§ Written request
Give back the whole listing exactly as shown.

§ Task inputs
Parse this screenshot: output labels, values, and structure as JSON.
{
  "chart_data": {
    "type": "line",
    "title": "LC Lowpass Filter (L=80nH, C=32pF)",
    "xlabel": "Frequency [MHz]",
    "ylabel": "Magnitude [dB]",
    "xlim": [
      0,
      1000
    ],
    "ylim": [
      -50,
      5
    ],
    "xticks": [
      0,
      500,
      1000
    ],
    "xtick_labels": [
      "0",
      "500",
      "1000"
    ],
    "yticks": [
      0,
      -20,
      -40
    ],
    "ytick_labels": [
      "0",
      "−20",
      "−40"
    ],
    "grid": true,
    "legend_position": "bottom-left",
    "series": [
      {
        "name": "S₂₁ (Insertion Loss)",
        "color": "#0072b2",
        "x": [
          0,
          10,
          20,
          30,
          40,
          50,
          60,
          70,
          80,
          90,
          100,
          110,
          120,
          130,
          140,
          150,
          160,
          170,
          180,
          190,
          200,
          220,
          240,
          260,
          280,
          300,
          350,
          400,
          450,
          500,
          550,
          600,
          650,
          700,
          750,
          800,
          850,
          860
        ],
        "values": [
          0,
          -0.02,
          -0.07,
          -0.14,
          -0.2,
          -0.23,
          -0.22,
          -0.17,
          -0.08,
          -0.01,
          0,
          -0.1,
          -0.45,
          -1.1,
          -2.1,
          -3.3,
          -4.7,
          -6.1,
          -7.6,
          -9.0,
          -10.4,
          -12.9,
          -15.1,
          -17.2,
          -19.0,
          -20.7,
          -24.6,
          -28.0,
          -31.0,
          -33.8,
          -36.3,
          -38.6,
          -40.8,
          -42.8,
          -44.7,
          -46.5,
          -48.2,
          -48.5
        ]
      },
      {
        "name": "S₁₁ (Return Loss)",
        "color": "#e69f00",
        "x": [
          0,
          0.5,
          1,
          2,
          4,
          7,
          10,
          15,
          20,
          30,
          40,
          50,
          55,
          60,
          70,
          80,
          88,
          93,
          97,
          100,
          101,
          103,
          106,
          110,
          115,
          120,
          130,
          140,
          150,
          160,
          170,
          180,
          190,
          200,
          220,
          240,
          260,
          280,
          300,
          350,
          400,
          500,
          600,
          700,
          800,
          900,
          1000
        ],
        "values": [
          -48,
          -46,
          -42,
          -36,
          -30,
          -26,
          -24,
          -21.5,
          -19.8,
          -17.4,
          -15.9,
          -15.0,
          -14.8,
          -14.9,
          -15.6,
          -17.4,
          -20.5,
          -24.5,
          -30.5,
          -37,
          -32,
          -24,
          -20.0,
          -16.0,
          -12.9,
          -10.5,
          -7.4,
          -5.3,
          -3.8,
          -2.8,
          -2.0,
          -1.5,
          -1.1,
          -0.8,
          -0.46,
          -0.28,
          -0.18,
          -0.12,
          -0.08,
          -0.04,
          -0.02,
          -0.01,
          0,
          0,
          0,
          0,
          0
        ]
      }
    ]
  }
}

§ Exercise answer
Parse this screenshot: output labels, values, and structure as JSON.
{
  "chart_data": {
    "type": "line",
    "title": "LC Lowpass Filter (L=80nH, C=32pF)",
    "xlabel": "Frequency [MHz]",
    "ylabel": "Magnitude [dB]",
    "xlim": [
      0,
      1000
    ],
    "ylim": [
      -50,
      5
    ],
    "xticks": [
      0,
      500,
      1000
    ],
    "xtick_labels": [
      "0",
      "500",
      "1000"
    ],
    "yticks": [
      0,
      -20,
      -40
    ],
    "ytick_labels": [
      "0",
      "−20",
      "−40"
    ],
    "grid": true,
    "legend_position": "bottom-left",
    "series": [
      {
        "name": "S₂₁ (Insertion Loss)",
        "color": "#0072b2",
        "x": [
          0,
          10,
          20,
          30,
          40,
          50,
          60,
          70,
          80,
          90,
          100,
          110,
          120,
          130,
          140,
          150,
          160,
          170,
          180,
          190,
          200,
          220,
          240,
          260,
          280,
          300,
          350,
          400,
          450,
          500,
          550,
          600,
          650,
          700,
          750,
          800,
          850,
          860
        ],
        "values": [
          0,
          -0.02,
          -0.07,
          -0.14,
          -0.2,
          -0.23,
          -0.22,
          -0.17,
          -0.08,
          -0.01,
          0,
          -0.1,
          -0.45,
          -1.1,
          -2.1,
          -3.3,
          -4.7,
          -6.1,
          -7.6,
          -9.0,
          -10.4,
          -12.9,
          -15.1,
          -17.2,
          -19.0,
          -20.7,
          -24.6,
          -28.0,
          -31.0,
          -33.8,
          -36.3,
          -38.6,
          -40.8,
          -42.8,
          -44.7,
          -46.5,
          -48.2,
          -48.5
        ]
      },
      {
        "name": "S₁₁ (Return Loss)",
        "color": "#e69f00",
        "x": [
          0,
          0.5,
          1,
          2,
          4,
          7,
          10,
          15,
          20,
          30,
          40,
          50,
          55,
          60,
          70,
          80,
          88,
          93,
          97,
          100,
          101,
          103,
          106,
          110,
          115,
          120,
          130,
          140,
          150,
          160,
          170,
          180,
          190,
          200,
          220,
          240,
          260,
          280,
          300,
          350,
          400,
          500,
          600,
          700,
          800,
          900,
          1000
        ],
        "values": [
          -48,
          -46,
          -42,
          -36,
          -30,
          -26,
          -24,
          -21.5,
          -19.8,
          -17.4,
          -15.9,
          -15.0,
          -14.8,
          -14.9,
          -15.6,
          -17.4,
          -20.5,
          -24.5,
          -30.5,
          -37,
          -32,
          -24,
          -20.0,
          -16.0,
          -12.9,
          -10.5,
          -7.4,
          -5.3,
          -3.8,
          -2.8,
          -2.0,
          -1.5,
          -1.1,
          -0.8,
          -0.46,
          -0.28,
          -0.18,
          -0.12,
          -0.08,
          -0.04,
          -0.02,
          -0.01,
          0,
          0,
          0,
          0,
          0
        ]
      }
    ]
  }
}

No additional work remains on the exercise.